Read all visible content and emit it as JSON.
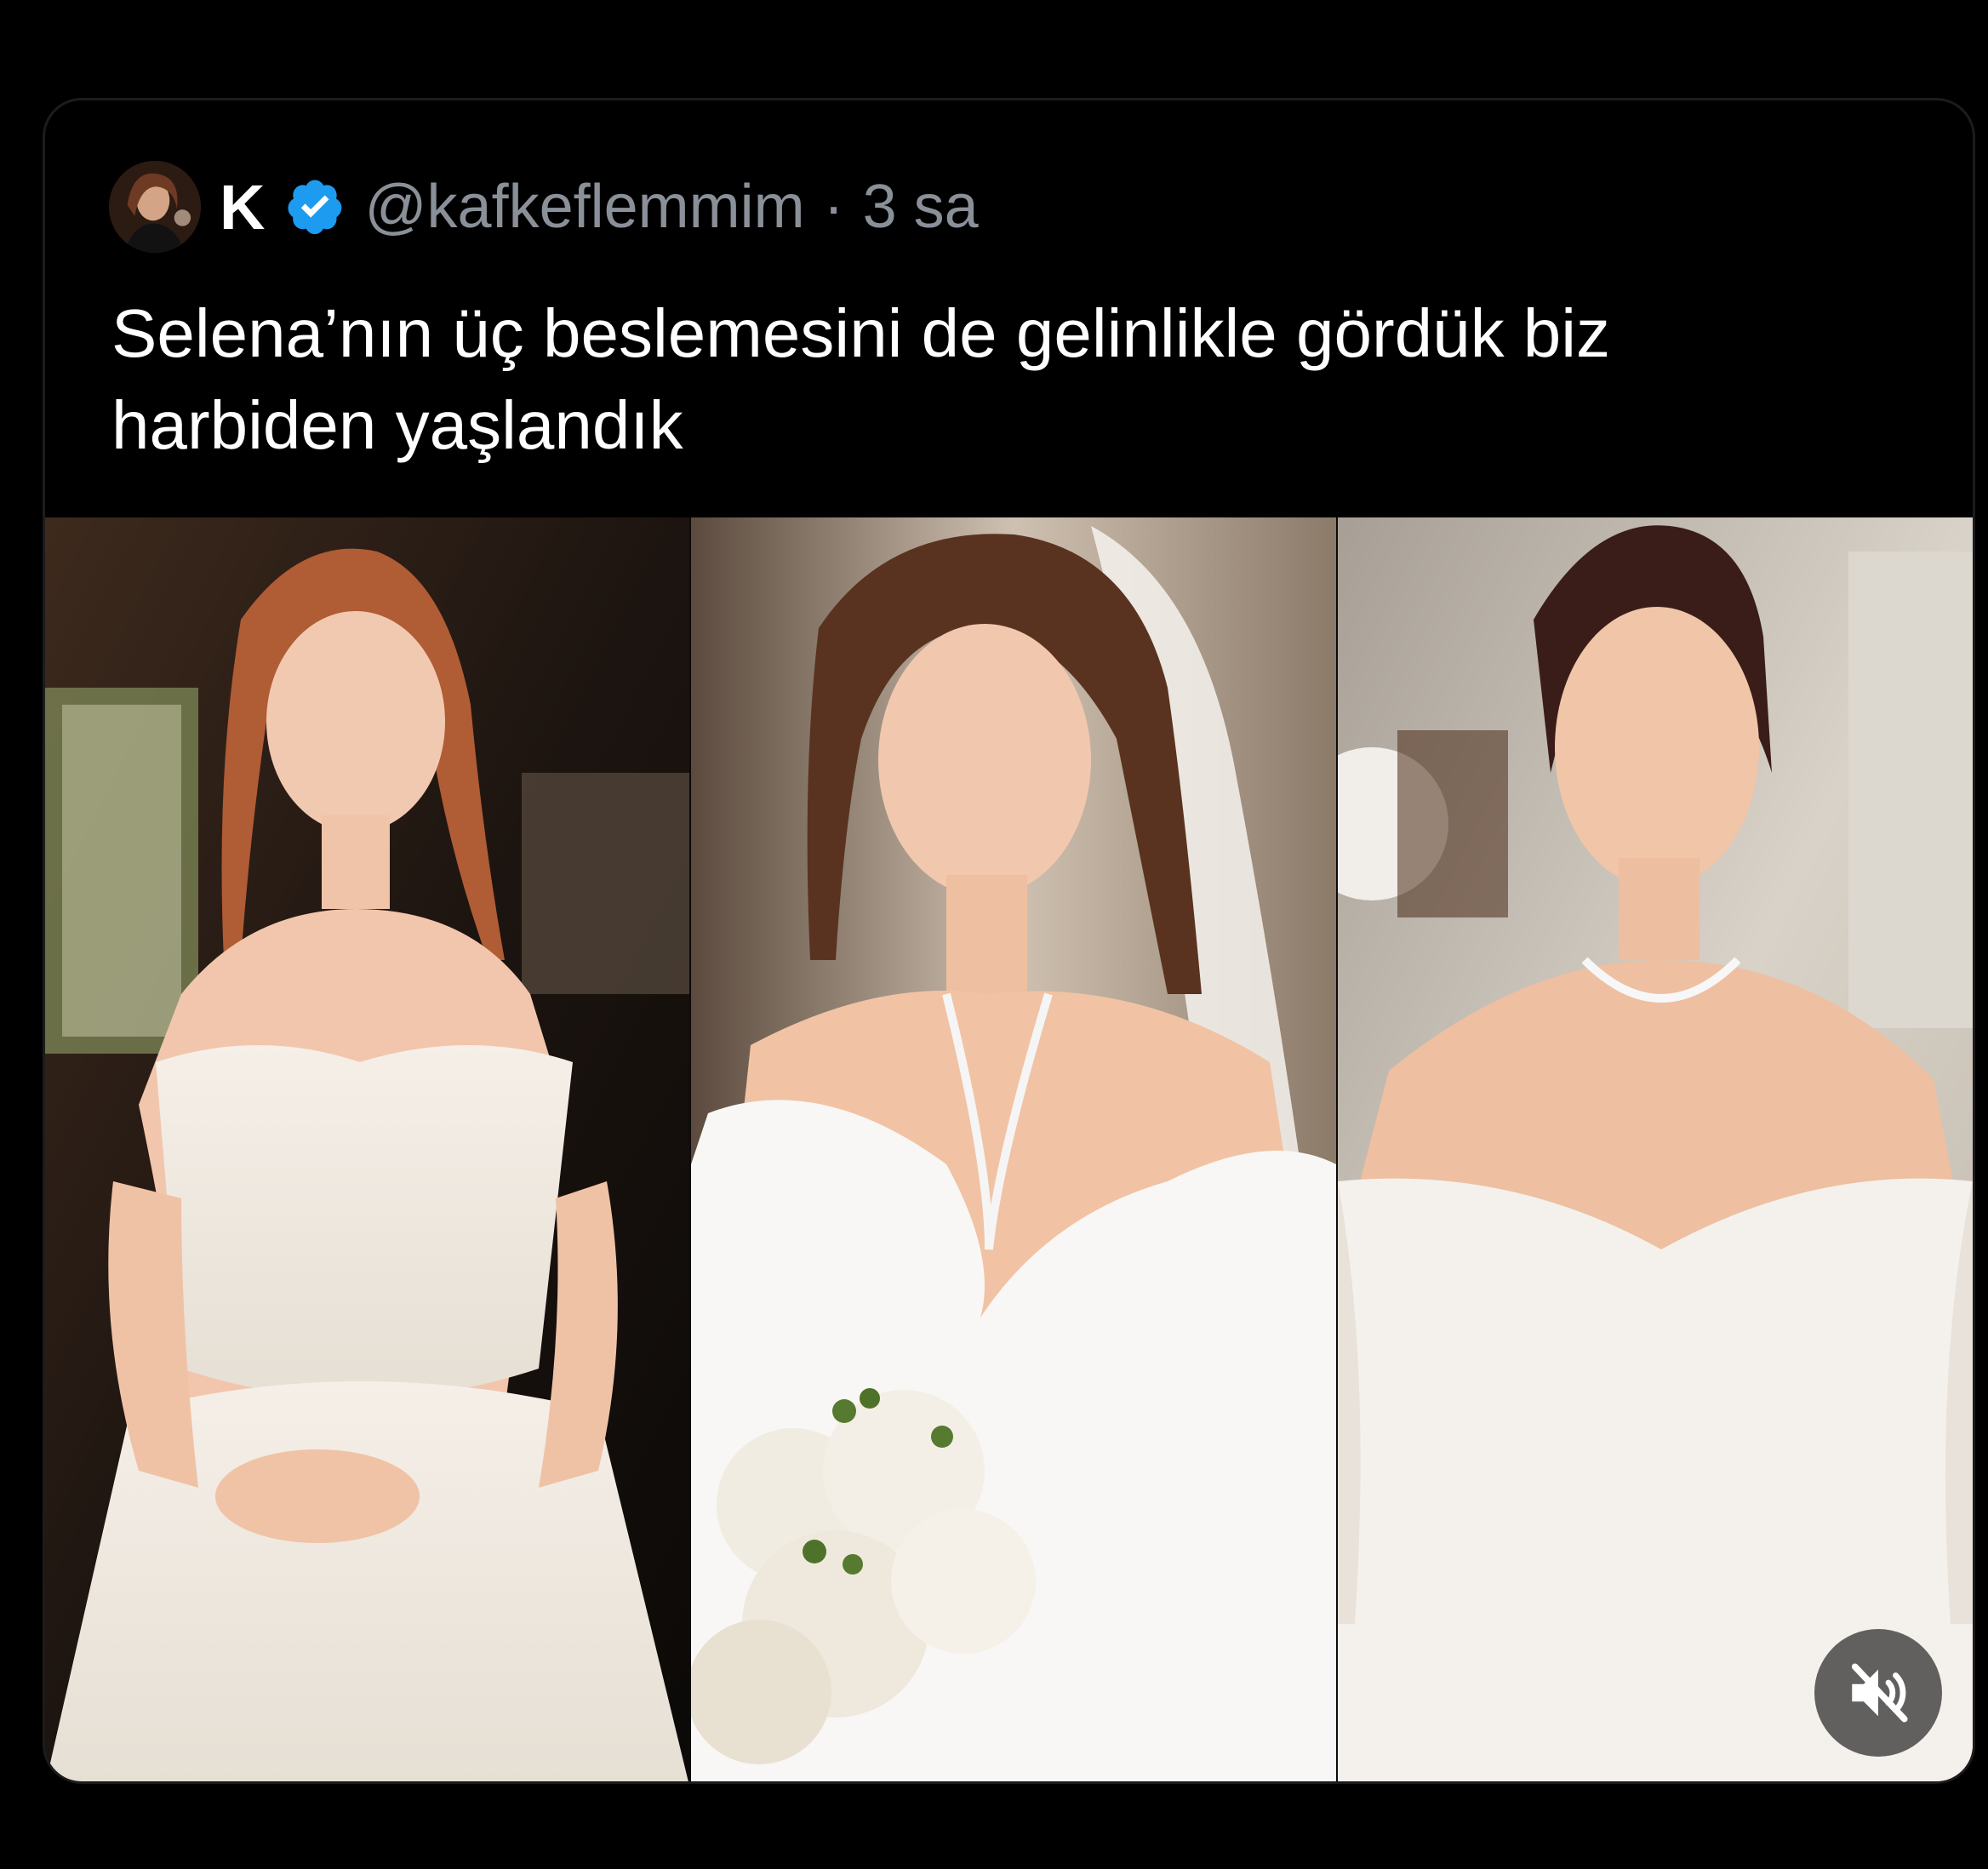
{
  "tweet": {
    "author_name": "K",
    "handle": "@kafkeflemmim",
    "separator": "·",
    "time": "3 sa",
    "text": "Selena’nın üç beslemesini de gelinlikle gördük biz\nharbiden yaşlandık"
  },
  "icons": {
    "verified": "verified-badge-icon",
    "mute": "speaker-muted-icon"
  },
  "colors": {
    "background": "#000000",
    "text": "#ffffff",
    "secondary_text": "#8a9098",
    "verified": "#1d9bf0"
  }
}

════════════════════

**GIVEN EXERCISE:**
Every record above should come back exactly, but without its pictures.

**FINAL ANSWER:**
Read all visible content and emit it as JSON.
{
  "tweet": {
    "author_name": "K",
    "handle": "@kafkeflemmim",
    "separator": "·",
    "time": "3 sa",
    "text": "Selena’nın üç beslemesini de gelinlikle gördük biz\nharbiden yaşlandık"
  },
  "icons": {
    "verified": "verified-badge-icon",
    "mute": "speaker-muted-icon"
  },
  "colors": {
    "background": "#000000",
    "text": "#ffffff",
    "secondary_text": "#8a9098",
    "verified": "#1d9bf0"
  }
}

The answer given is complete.